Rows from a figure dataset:

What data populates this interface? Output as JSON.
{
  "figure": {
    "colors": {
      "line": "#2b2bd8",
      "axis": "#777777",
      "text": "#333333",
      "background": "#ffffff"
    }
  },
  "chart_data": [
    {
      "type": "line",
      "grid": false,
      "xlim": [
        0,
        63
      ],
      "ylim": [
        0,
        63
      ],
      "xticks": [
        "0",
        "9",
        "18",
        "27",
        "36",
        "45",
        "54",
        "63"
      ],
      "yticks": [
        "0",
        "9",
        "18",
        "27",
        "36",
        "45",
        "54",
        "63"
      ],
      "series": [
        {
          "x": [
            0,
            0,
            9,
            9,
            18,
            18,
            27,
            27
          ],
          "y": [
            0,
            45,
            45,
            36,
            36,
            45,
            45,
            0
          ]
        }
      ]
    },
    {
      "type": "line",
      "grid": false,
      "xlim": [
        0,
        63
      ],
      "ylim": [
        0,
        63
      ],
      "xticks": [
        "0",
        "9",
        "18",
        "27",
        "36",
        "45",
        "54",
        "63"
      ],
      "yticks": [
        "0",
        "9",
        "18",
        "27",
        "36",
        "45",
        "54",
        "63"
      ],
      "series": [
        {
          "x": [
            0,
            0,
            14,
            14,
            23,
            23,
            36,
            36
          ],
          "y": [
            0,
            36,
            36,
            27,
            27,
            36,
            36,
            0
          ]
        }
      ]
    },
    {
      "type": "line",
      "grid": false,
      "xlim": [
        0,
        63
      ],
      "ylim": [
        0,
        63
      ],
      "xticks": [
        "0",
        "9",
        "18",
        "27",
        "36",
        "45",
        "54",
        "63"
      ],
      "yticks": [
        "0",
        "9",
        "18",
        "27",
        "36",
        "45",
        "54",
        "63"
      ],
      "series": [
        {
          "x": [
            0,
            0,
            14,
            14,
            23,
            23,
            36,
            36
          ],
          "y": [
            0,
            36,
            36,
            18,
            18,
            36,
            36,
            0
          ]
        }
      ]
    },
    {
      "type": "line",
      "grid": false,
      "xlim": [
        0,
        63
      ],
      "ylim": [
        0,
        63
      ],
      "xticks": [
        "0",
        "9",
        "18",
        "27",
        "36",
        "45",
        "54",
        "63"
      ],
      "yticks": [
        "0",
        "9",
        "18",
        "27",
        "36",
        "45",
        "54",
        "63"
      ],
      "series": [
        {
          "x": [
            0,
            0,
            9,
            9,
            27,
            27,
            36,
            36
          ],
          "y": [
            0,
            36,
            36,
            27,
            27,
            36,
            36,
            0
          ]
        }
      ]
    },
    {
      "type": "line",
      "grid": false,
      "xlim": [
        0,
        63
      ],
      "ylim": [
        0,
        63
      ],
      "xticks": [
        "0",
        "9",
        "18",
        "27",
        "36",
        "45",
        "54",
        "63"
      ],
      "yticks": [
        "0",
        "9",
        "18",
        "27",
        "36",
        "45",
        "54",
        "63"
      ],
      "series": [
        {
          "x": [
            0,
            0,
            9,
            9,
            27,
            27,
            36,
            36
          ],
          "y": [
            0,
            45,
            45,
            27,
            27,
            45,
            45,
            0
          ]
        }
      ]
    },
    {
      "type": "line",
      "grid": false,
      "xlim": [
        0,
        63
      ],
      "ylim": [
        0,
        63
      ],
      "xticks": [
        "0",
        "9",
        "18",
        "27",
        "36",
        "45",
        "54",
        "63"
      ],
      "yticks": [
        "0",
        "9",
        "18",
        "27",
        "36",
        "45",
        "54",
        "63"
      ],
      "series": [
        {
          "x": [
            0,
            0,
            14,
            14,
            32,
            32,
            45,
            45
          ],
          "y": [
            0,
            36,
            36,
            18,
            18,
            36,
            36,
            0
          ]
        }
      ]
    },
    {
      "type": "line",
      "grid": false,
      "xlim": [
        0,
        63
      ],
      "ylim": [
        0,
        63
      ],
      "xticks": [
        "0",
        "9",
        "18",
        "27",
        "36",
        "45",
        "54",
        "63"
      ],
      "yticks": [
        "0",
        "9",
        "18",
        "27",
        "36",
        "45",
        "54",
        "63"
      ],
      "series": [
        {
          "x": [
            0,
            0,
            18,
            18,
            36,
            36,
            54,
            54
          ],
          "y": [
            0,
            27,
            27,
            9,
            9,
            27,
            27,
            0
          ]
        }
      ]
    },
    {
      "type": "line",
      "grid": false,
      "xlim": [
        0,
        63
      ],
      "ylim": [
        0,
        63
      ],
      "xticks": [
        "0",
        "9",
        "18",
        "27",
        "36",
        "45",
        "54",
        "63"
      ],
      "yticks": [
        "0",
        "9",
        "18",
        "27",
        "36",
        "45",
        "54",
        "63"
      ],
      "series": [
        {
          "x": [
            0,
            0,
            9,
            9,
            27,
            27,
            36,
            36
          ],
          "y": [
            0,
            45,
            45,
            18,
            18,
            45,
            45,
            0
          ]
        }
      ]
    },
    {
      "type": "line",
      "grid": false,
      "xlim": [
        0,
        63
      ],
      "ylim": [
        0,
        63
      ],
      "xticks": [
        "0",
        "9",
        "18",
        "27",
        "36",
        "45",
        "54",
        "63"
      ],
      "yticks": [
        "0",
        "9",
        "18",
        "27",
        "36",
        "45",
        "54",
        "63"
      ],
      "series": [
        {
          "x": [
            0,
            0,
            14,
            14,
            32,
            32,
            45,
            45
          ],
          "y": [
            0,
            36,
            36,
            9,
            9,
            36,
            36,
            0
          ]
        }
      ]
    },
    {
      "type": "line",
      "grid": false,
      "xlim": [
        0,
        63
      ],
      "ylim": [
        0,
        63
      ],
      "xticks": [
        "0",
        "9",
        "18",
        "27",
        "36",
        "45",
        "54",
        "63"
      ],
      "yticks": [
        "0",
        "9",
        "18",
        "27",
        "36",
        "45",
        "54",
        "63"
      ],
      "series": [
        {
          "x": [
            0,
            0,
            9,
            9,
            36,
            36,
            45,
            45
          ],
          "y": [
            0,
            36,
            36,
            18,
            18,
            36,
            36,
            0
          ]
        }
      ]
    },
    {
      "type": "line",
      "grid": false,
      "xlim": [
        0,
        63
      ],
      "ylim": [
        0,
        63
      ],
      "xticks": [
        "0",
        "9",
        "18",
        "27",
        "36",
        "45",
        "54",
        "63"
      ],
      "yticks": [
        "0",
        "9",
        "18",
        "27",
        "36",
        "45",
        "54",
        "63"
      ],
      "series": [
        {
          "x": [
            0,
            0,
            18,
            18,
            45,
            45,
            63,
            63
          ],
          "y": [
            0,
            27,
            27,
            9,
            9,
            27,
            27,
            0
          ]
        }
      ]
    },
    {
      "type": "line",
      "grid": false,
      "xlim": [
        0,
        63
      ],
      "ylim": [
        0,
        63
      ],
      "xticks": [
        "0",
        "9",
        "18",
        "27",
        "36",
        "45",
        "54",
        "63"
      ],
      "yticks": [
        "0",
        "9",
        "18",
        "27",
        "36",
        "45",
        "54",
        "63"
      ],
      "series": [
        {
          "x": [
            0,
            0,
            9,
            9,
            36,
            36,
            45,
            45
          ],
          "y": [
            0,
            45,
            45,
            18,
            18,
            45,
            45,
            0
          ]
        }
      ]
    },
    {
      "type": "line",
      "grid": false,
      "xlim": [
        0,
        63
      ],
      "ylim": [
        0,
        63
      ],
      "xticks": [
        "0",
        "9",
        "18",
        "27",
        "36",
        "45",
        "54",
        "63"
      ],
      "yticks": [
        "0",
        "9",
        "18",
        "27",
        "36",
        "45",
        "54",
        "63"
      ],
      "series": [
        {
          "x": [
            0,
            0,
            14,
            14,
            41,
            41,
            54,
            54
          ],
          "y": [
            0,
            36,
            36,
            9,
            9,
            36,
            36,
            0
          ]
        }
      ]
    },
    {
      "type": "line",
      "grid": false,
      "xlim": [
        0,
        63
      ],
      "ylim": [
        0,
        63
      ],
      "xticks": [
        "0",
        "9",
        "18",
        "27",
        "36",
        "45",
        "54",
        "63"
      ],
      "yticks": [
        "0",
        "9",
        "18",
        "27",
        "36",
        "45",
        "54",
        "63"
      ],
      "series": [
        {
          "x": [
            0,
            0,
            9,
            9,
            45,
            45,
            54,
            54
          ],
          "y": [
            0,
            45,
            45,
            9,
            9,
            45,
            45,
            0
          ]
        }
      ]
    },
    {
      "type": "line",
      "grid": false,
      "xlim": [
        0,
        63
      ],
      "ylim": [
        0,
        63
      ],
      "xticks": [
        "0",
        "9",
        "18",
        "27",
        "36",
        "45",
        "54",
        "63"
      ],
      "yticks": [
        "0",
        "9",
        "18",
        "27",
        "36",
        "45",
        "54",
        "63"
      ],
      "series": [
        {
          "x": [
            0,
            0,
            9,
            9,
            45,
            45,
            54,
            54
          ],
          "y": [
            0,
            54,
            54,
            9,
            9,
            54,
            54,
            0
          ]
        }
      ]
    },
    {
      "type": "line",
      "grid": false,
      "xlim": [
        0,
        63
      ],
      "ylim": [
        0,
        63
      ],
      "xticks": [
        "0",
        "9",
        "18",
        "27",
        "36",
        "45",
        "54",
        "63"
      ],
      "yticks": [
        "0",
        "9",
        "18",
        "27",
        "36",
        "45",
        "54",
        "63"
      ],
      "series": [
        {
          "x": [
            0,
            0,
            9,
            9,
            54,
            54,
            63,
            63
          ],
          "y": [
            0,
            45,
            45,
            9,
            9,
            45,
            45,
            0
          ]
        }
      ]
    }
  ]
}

---

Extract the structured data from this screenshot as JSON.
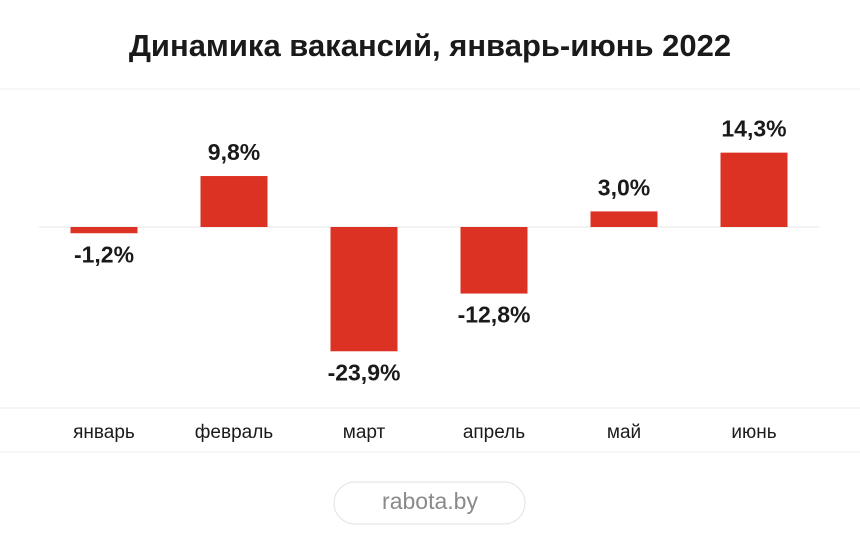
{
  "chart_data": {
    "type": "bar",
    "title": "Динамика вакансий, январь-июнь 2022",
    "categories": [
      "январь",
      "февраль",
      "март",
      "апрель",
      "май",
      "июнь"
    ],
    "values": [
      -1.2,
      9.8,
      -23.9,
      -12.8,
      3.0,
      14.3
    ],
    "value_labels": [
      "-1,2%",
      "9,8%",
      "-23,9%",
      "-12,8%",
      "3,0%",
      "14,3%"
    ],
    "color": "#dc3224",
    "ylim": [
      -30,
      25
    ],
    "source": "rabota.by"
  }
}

◆ **TASK DIRECTIONS**: From the entries above, copy out every line where the string "JSON" appears.

◆ **FINISHED EXERCISE**:
What data populates this interface? Output as JSON.
Extract the structured data from this screenshot as JSON.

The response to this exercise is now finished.